BEGIN Supplied data

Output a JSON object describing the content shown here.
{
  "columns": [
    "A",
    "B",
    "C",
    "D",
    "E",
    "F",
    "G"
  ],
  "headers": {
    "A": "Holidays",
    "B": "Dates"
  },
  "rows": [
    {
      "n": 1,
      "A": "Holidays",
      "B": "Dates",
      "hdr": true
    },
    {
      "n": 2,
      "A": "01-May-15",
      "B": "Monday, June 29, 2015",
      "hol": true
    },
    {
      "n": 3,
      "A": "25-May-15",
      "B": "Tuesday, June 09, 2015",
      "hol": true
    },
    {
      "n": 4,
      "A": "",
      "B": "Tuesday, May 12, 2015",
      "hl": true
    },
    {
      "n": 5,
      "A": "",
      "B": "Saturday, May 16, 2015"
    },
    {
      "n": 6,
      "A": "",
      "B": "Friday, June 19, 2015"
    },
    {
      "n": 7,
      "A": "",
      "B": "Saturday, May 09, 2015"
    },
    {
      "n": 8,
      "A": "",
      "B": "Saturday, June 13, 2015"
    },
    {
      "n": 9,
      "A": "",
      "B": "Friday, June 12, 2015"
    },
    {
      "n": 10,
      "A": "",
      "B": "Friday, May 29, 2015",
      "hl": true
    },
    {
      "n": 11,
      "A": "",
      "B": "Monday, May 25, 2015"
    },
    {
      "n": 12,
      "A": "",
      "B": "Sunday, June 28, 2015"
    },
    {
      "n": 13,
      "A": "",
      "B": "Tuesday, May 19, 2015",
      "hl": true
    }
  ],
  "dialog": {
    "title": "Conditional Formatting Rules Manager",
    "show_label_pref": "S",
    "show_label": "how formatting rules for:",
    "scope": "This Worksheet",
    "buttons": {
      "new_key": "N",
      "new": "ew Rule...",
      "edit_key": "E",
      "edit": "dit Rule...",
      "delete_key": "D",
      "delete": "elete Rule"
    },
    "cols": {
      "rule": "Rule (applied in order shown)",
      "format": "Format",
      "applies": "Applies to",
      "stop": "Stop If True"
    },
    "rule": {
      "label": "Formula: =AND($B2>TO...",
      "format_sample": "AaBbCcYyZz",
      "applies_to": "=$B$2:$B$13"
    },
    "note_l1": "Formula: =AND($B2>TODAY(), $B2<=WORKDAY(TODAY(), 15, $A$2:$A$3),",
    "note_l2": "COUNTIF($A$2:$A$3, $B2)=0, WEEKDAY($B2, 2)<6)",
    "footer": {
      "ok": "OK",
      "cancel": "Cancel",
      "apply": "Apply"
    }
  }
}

END Supplied data

Your goal: Track down all lines above with the string "Saturday" and copy them.

Solution for this problem:
      "B": "Saturday, May 16, 2015"
      "B": "Saturday, May 09, 2015"
      "B": "Saturday, June 13, 2015"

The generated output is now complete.